● Short task
In your copy, leave out the pictures; write out all the data exactly.

___ Records provided ___

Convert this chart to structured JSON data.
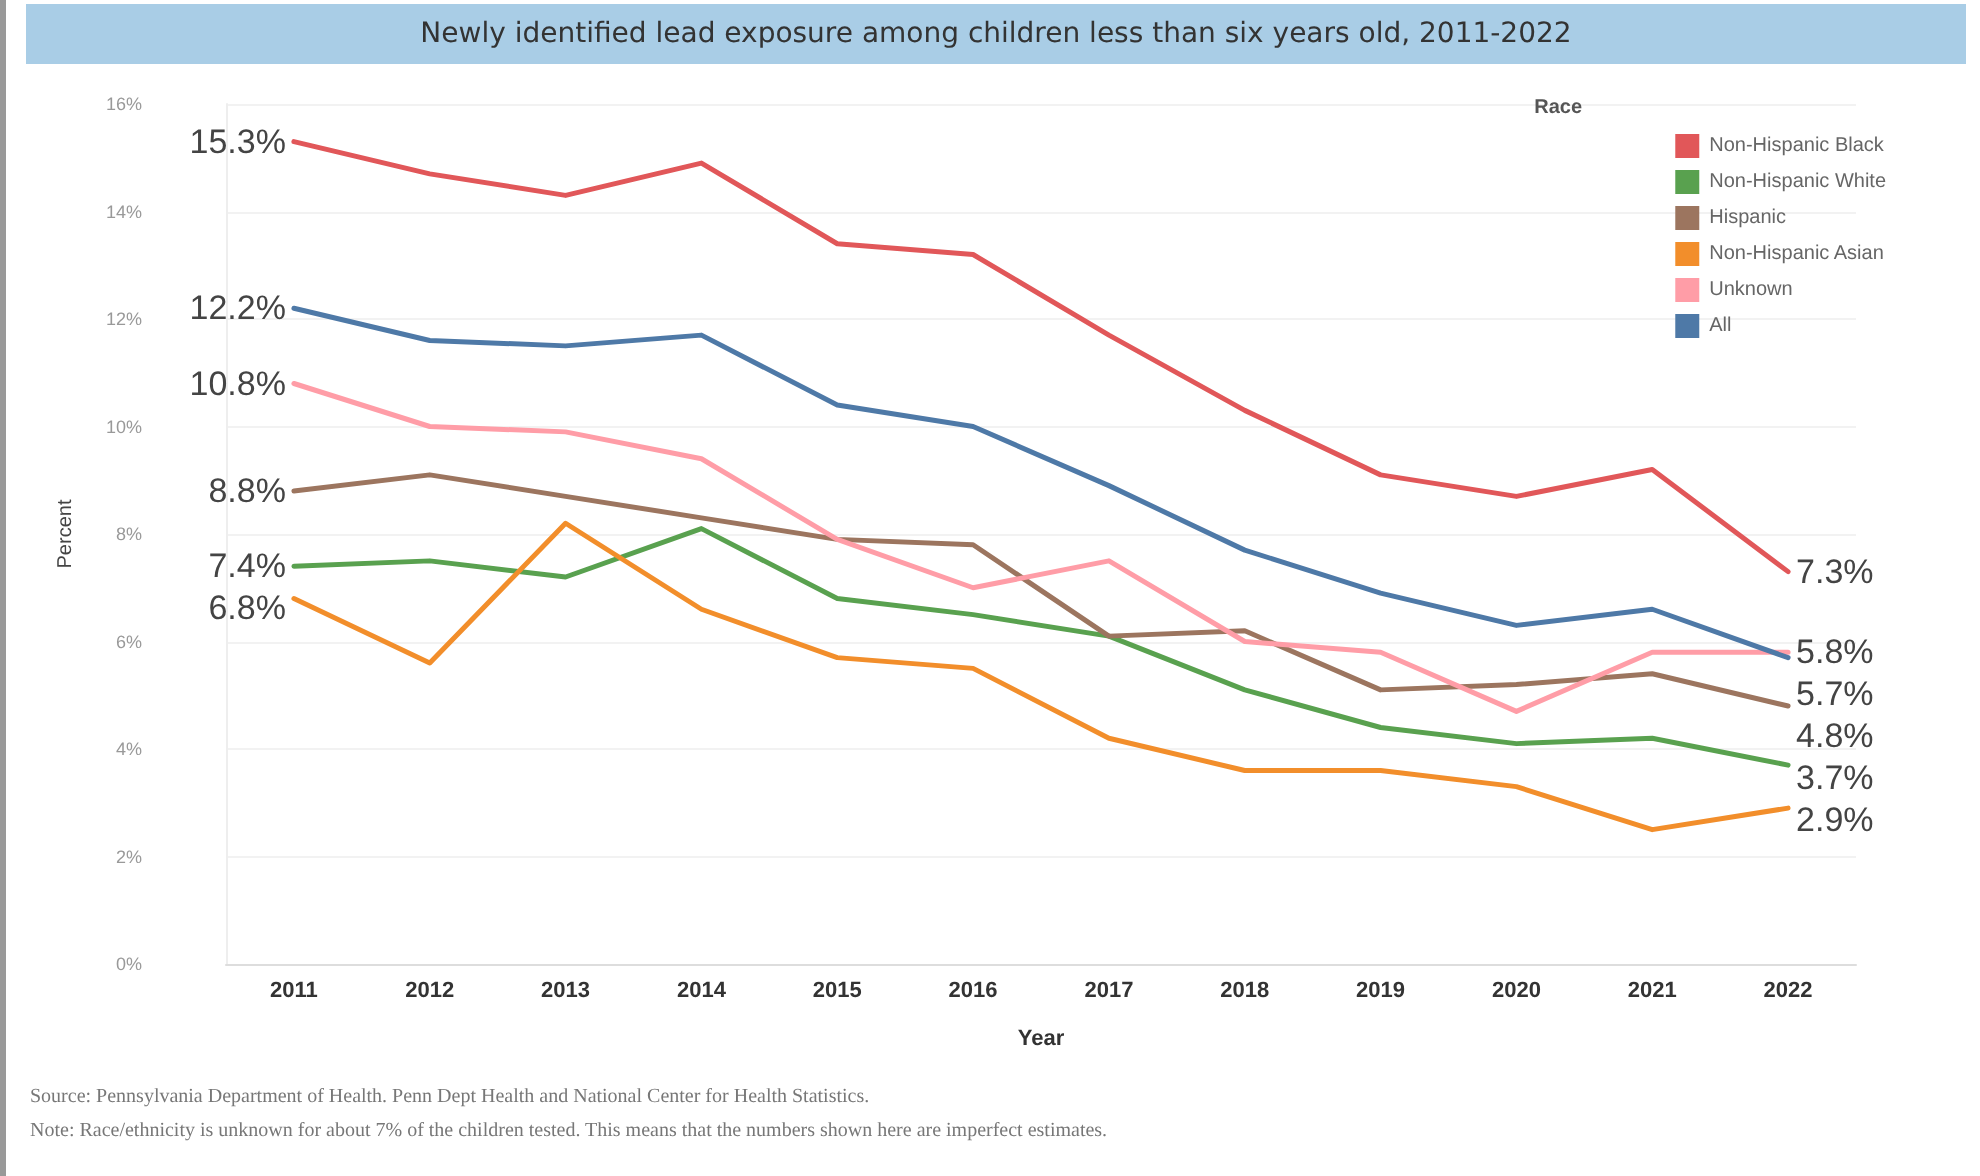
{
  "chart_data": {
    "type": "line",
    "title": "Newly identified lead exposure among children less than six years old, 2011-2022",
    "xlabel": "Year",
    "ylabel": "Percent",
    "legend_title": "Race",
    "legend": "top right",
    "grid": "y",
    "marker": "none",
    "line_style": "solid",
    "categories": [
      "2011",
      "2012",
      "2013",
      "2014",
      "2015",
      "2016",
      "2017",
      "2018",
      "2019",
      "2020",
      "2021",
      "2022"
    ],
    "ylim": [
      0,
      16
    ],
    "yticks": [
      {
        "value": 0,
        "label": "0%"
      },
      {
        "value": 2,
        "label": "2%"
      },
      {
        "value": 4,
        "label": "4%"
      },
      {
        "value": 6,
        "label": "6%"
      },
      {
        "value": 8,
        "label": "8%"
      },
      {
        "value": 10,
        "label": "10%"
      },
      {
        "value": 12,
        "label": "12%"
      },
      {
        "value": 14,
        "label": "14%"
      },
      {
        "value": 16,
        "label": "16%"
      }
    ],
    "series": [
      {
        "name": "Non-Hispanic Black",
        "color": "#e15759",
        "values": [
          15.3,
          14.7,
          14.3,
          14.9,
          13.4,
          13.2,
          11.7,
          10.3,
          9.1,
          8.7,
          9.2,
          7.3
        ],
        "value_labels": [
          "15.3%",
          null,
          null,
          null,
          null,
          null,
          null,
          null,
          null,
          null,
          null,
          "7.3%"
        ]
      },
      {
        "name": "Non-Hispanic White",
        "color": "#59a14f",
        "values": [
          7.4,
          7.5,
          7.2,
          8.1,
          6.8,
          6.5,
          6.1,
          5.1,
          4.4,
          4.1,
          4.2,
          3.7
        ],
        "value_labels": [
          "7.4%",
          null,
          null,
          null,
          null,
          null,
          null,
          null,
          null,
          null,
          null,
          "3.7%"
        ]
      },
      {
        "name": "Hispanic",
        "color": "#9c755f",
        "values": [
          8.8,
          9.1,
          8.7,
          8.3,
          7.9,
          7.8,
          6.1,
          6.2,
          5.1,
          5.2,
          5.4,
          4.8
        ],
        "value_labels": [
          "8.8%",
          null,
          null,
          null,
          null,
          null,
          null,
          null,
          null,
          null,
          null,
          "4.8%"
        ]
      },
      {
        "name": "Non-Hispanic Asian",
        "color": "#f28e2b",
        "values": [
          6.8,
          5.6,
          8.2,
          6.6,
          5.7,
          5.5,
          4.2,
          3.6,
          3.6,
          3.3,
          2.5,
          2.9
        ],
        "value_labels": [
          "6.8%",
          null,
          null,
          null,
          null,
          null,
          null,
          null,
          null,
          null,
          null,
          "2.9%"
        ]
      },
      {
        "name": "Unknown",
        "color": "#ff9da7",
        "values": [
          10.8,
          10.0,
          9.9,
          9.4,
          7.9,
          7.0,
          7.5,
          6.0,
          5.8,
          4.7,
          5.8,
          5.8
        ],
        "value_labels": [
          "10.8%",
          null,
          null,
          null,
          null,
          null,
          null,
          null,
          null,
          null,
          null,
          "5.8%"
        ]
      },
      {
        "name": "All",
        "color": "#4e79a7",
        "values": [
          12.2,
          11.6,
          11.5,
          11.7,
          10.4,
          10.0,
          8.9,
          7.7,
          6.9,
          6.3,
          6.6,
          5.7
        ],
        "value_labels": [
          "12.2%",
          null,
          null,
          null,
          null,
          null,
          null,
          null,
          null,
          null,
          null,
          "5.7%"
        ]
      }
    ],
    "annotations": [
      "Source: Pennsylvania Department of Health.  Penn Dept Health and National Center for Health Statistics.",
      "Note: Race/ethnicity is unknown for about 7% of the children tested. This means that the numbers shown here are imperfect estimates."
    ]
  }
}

___

● Finished task
Convert this chart to structured JSON data.
{
  "chart_data": {
    "type": "line",
    "title": "Newly identified lead exposure among children less than six years old, 2011-2022",
    "xlabel": "Year",
    "ylabel": "Percent",
    "legend_title": "Race",
    "legend": "top right",
    "grid": "y",
    "marker": "none",
    "line_style": "solid",
    "categories": [
      "2011",
      "2012",
      "2013",
      "2014",
      "2015",
      "2016",
      "2017",
      "2018",
      "2019",
      "2020",
      "2021",
      "2022"
    ],
    "ylim": [
      0,
      16
    ],
    "yticks": [
      {
        "value": 0,
        "label": "0%"
      },
      {
        "value": 2,
        "label": "2%"
      },
      {
        "value": 4,
        "label": "4%"
      },
      {
        "value": 6,
        "label": "6%"
      },
      {
        "value": 8,
        "label": "8%"
      },
      {
        "value": 10,
        "label": "10%"
      },
      {
        "value": 12,
        "label": "12%"
      },
      {
        "value": 14,
        "label": "14%"
      },
      {
        "value": 16,
        "label": "16%"
      }
    ],
    "series": [
      {
        "name": "Non-Hispanic Black",
        "color": "#e15759",
        "values": [
          15.3,
          14.7,
          14.3,
          14.9,
          13.4,
          13.2,
          11.7,
          10.3,
          9.1,
          8.7,
          9.2,
          7.3
        ],
        "value_labels": [
          "15.3%",
          null,
          null,
          null,
          null,
          null,
          null,
          null,
          null,
          null,
          null,
          "7.3%"
        ]
      },
      {
        "name": "Non-Hispanic White",
        "color": "#59a14f",
        "values": [
          7.4,
          7.5,
          7.2,
          8.1,
          6.8,
          6.5,
          6.1,
          5.1,
          4.4,
          4.1,
          4.2,
          3.7
        ],
        "value_labels": [
          "7.4%",
          null,
          null,
          null,
          null,
          null,
          null,
          null,
          null,
          null,
          null,
          "3.7%"
        ]
      },
      {
        "name": "Hispanic",
        "color": "#9c755f",
        "values": [
          8.8,
          9.1,
          8.7,
          8.3,
          7.9,
          7.8,
          6.1,
          6.2,
          5.1,
          5.2,
          5.4,
          4.8
        ],
        "value_labels": [
          "8.8%",
          null,
          null,
          null,
          null,
          null,
          null,
          null,
          null,
          null,
          null,
          "4.8%"
        ]
      },
      {
        "name": "Non-Hispanic Asian",
        "color": "#f28e2b",
        "values": [
          6.8,
          5.6,
          8.2,
          6.6,
          5.7,
          5.5,
          4.2,
          3.6,
          3.6,
          3.3,
          2.5,
          2.9
        ],
        "value_labels": [
          "6.8%",
          null,
          null,
          null,
          null,
          null,
          null,
          null,
          null,
          null,
          null,
          "2.9%"
        ]
      },
      {
        "name": "Unknown",
        "color": "#ff9da7",
        "values": [
          10.8,
          10.0,
          9.9,
          9.4,
          7.9,
          7.0,
          7.5,
          6.0,
          5.8,
          4.7,
          5.8,
          5.8
        ],
        "value_labels": [
          "10.8%",
          null,
          null,
          null,
          null,
          null,
          null,
          null,
          null,
          null,
          null,
          "5.8%"
        ]
      },
      {
        "name": "All",
        "color": "#4e79a7",
        "values": [
          12.2,
          11.6,
          11.5,
          11.7,
          10.4,
          10.0,
          8.9,
          7.7,
          6.9,
          6.3,
          6.6,
          5.7
        ],
        "value_labels": [
          "12.2%",
          null,
          null,
          null,
          null,
          null,
          null,
          null,
          null,
          null,
          null,
          "5.7%"
        ]
      }
    ],
    "annotations": [
      "Source: Pennsylvania Department of Health.  Penn Dept Health and National Center for Health Statistics.",
      "Note: Race/ethnicity is unknown for about 7% of the children tested. This means that the numbers shown here are imperfect estimates."
    ]
  }
}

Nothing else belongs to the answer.